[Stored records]
*-*-*

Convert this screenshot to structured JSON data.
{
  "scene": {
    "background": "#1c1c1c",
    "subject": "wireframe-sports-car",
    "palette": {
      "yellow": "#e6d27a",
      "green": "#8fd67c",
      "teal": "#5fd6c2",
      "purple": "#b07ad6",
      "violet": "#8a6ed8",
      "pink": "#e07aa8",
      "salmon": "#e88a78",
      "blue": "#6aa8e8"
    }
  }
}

*-*-*

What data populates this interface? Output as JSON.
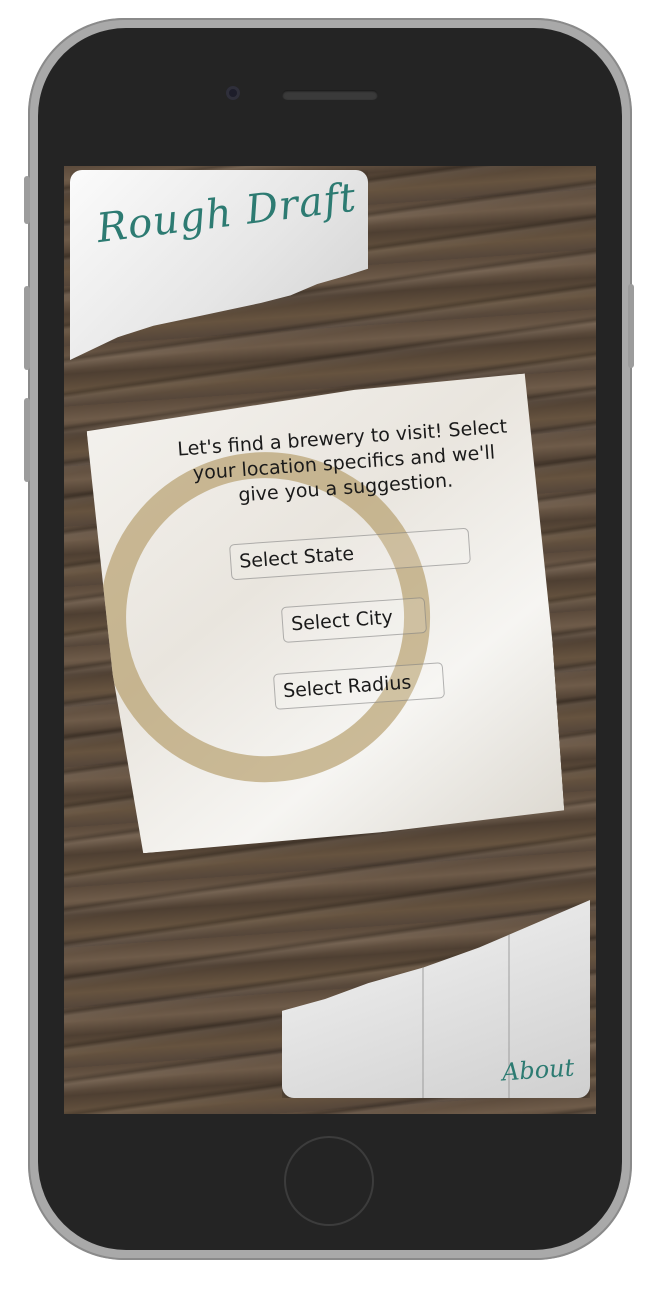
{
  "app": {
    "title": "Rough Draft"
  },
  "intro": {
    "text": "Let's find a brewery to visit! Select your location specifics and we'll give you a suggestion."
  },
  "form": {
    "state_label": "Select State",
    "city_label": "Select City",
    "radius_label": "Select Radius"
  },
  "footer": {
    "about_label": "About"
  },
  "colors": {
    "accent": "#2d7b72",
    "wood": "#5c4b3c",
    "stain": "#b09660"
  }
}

*-*-*

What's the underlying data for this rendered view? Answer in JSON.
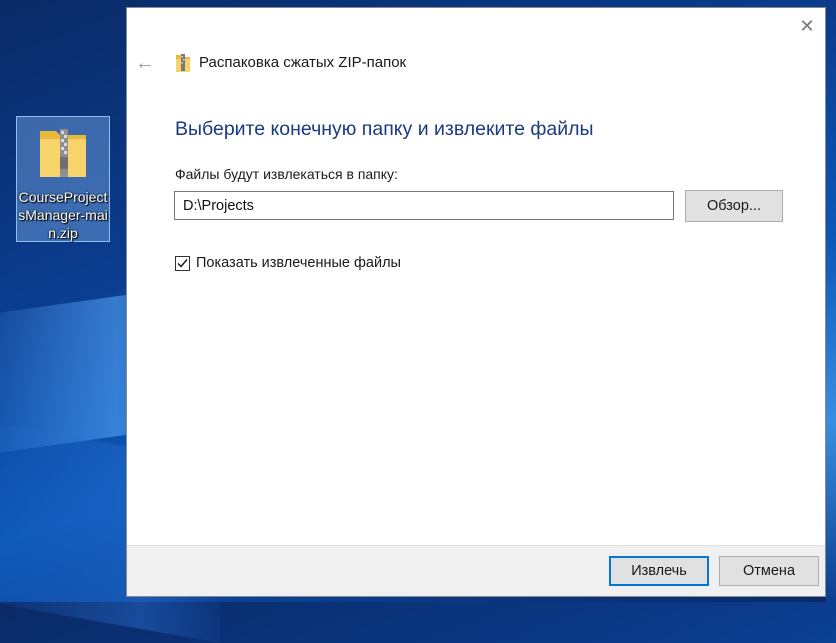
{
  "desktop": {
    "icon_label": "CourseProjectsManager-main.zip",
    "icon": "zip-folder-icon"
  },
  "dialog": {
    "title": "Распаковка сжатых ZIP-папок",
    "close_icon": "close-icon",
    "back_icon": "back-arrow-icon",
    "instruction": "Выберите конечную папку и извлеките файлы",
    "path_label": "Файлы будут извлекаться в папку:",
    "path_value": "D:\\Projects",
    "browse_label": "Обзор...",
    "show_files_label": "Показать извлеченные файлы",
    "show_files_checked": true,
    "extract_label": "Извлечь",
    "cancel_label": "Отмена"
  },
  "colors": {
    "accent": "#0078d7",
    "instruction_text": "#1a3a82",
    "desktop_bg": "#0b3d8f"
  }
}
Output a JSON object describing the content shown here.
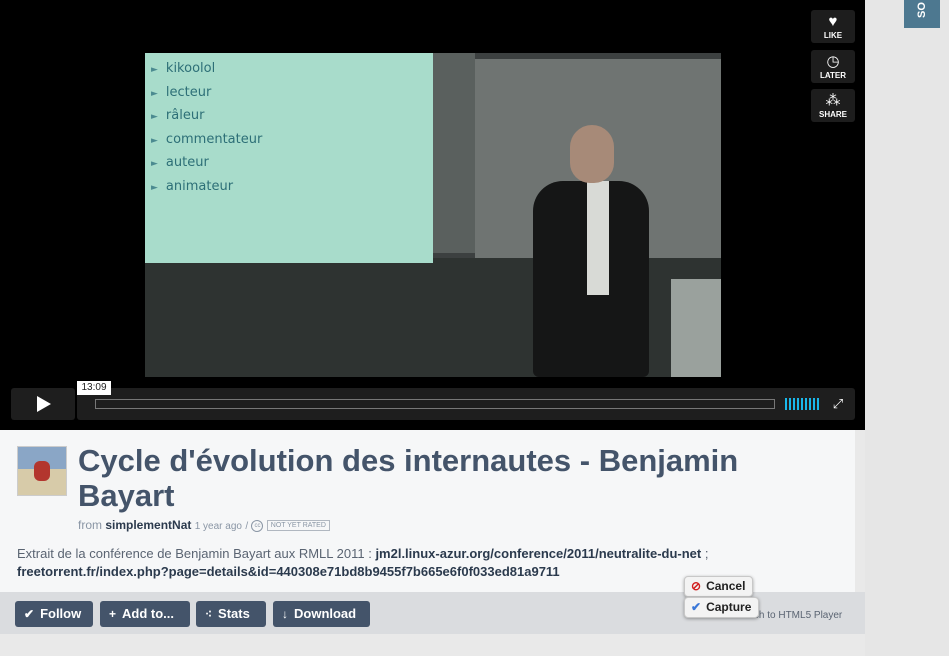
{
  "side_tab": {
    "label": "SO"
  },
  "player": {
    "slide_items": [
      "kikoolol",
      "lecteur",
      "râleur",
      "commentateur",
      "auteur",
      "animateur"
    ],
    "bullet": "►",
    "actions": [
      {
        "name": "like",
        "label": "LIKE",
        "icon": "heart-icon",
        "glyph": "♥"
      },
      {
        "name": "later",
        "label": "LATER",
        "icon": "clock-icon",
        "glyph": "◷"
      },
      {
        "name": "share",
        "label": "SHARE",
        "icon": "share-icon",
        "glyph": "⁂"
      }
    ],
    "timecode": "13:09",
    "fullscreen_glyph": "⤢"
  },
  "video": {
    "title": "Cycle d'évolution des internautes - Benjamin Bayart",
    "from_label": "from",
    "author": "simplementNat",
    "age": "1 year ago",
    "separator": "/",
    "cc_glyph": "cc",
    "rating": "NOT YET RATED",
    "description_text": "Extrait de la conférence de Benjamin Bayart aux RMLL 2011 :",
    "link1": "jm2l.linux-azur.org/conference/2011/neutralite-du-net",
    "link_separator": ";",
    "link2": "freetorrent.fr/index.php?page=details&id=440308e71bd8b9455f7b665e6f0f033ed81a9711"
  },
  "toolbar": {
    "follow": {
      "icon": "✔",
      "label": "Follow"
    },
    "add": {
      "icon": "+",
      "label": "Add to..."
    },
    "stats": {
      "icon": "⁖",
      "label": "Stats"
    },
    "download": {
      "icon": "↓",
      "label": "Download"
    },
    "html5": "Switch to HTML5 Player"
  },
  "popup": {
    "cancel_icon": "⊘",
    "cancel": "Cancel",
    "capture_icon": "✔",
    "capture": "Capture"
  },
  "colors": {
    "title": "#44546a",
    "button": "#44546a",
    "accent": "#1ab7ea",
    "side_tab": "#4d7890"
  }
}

*-*-*

**EXERCISE REQUIREMENTS:**
State how many lines of the records above contain "Benjamin", with no words besides the number.

**SOLUTION:**
2